(Stored data entries)
▼
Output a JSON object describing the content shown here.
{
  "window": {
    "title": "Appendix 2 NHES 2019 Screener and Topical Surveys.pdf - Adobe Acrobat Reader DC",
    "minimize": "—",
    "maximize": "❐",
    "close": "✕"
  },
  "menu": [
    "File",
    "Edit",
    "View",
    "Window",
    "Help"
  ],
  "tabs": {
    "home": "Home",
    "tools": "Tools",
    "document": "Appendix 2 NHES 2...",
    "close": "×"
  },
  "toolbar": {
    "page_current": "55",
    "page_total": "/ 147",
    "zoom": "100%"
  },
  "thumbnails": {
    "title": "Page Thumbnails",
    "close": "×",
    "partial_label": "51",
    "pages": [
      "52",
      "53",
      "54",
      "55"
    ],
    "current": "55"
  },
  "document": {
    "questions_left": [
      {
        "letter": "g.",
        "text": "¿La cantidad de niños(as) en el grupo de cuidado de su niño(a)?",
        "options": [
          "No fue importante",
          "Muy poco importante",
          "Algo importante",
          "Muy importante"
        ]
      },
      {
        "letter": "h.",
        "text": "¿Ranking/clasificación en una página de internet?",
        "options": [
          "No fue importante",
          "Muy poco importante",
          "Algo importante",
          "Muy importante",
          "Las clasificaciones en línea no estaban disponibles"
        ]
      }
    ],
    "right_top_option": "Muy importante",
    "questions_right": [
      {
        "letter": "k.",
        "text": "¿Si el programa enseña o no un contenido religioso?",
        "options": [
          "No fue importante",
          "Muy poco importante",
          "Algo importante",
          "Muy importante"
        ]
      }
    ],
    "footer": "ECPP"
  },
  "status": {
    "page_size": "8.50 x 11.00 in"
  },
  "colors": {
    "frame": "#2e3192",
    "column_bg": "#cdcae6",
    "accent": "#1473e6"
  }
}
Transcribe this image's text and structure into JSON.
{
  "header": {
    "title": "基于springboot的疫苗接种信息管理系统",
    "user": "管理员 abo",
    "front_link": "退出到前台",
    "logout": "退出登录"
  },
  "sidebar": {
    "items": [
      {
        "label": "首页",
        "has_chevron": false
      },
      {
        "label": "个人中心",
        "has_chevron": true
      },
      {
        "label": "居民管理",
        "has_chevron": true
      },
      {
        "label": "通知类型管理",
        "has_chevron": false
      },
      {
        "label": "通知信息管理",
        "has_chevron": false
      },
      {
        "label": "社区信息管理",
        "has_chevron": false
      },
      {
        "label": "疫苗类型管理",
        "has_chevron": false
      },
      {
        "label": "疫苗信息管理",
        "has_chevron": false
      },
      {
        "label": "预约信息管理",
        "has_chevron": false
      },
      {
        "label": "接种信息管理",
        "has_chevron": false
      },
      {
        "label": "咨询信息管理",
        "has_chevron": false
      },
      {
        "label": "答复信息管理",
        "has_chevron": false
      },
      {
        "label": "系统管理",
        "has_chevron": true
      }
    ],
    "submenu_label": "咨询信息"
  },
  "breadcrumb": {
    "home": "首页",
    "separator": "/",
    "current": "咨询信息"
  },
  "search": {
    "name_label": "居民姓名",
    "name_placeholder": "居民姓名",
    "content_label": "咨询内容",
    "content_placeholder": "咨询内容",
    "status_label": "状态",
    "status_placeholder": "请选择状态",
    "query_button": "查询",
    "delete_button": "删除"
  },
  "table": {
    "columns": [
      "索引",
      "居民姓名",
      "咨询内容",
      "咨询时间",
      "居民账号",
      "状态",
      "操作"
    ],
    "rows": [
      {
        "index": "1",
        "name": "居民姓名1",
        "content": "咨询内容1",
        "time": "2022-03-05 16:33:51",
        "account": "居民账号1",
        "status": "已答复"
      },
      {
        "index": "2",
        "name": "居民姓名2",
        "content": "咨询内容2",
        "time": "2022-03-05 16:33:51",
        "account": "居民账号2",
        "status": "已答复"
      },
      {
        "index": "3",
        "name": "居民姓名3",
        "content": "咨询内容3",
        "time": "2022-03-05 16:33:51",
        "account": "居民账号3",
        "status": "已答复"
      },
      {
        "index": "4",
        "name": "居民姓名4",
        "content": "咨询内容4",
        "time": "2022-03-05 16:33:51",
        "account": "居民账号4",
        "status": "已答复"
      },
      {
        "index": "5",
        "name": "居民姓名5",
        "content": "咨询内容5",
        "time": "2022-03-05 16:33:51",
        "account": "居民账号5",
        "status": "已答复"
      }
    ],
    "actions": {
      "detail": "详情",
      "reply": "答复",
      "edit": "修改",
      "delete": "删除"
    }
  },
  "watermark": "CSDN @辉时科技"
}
▲
Quote the data above in full, changing nothing.

▶ [Completed task]
Output a JSON object describing the content shown here.
{
  "window": {
    "title": "Appendix 2 NHES 2019 Screener and Topical Surveys.pdf - Adobe Acrobat Reader DC",
    "minimize": "—",
    "maximize": "❐",
    "close": "✕"
  },
  "menu": [
    "File",
    "Edit",
    "View",
    "Window",
    "Help"
  ],
  "tabs": {
    "home": "Home",
    "tools": "Tools",
    "document": "Appendix 2 NHES 2...",
    "close": "×"
  },
  "toolbar": {
    "page_current": "55",
    "page_total": "/ 147",
    "zoom": "100%"
  },
  "thumbnails": {
    "title": "Page Thumbnails",
    "close": "×",
    "partial_label": "51",
    "pages": [
      "52",
      "53",
      "54",
      "55"
    ],
    "current": "55"
  },
  "document": {
    "questions_left": [
      {
        "letter": "g.",
        "text": "¿La cantidad de niños(as) en el grupo de cuidado de su niño(a)?",
        "options": [
          "No fue importante",
          "Muy poco importante",
          "Algo importante",
          "Muy importante"
        ]
      },
      {
        "letter": "h.",
        "text": "¿Ranking/clasificación en una página de internet?",
        "options": [
          "No fue importante",
          "Muy poco importante",
          "Algo importante",
          "Muy importante",
          "Las clasificaciones en línea no estaban disponibles"
        ]
      }
    ],
    "right_top_option": "Muy importante",
    "questions_right": [
      {
        "letter": "k.",
        "text": "¿Si el programa enseña o no un contenido religioso?",
        "options": [
          "No fue importante",
          "Muy poco importante",
          "Algo importante",
          "Muy importante"
        ]
      }
    ],
    "footer": "ECPP"
  },
  "status": {
    "page_size": "8.50 x 11.00 in"
  },
  "colors": {
    "frame": "#2e3192",
    "column_bg": "#cdcae6",
    "accent": "#1473e6"
  }
}
Transcribe this image's text and structure into JSON.
{
  "header": {
    "title": "基于springboot的疫苗接种信息管理系统",
    "user": "管理员 abo",
    "front_link": "退出到前台",
    "logout": "退出登录"
  },
  "sidebar": {
    "items": [
      {
        "label": "首页",
        "has_chevron": false
      },
      {
        "label": "个人中心",
        "has_chevron": true
      },
      {
        "label": "居民管理",
        "has_chevron": true
      },
      {
        "label": "通知类型管理",
        "has_chevron": false
      },
      {
        "label": "通知信息管理",
        "has_chevron": false
      },
      {
        "label": "社区信息管理",
        "has_chevron": false
      },
      {
        "label": "疫苗类型管理",
        "has_chevron": false
      },
      {
        "label": "疫苗信息管理",
        "has_chevron": false
      },
      {
        "label": "预约信息管理",
        "has_chevron": false
      },
      {
        "label": "接种信息管理",
        "has_chevron": false
      },
      {
        "label": "咨询信息管理",
        "has_chevron": false
      },
      {
        "label": "答复信息管理",
        "has_chevron": false
      },
      {
        "label": "系统管理",
        "has_chevron": true
      }
    ],
    "submenu_label": "咨询信息"
  },
  "breadcrumb": {
    "home": "首页",
    "separator": "/",
    "current": "咨询信息"
  },
  "search": {
    "name_label": "居民姓名",
    "name_placeholder": "居民姓名",
    "content_label": "咨询内容",
    "content_placeholder": "咨询内容",
    "status_label": "状态",
    "status_placeholder": "请选择状态",
    "query_button": "查询",
    "delete_button": "删除"
  },
  "table": {
    "columns": [
      "索引",
      "居民姓名",
      "咨询内容",
      "咨询时间",
      "居民账号",
      "状态",
      "操作"
    ],
    "rows": [
      {
        "index": "1",
        "name": "居民姓名1",
        "content": "咨询内容1",
        "time": "2022-03-05 16:33:51",
        "account": "居民账号1",
        "status": "已答复"
      },
      {
        "index": "2",
        "name": "居民姓名2",
        "content": "咨询内容2",
        "time": "2022-03-05 16:33:51",
        "account": "居民账号2",
        "status": "已答复"
      },
      {
        "index": "3",
        "name": "居民姓名3",
        "content": "咨询内容3",
        "time": "2022-03-05 16:33:51",
        "account": "居民账号3",
        "status": "已答复"
      },
      {
        "index": "4",
        "name": "居民姓名4",
        "content": "咨询内容4",
        "time": "2022-03-05 16:33:51",
        "account": "居民账号4",
        "status": "已答复"
      },
      {
        "index": "5",
        "name": "居民姓名5",
        "content": "咨询内容5",
        "time": "2022-03-05 16:33:51",
        "account": "居民账号5",
        "status": "已答复"
      }
    ],
    "actions": {
      "detail": "详情",
      "reply": "答复",
      "edit": "修改",
      "delete": "删除"
    }
  },
  "watermark": "CSDN @辉时科技"
}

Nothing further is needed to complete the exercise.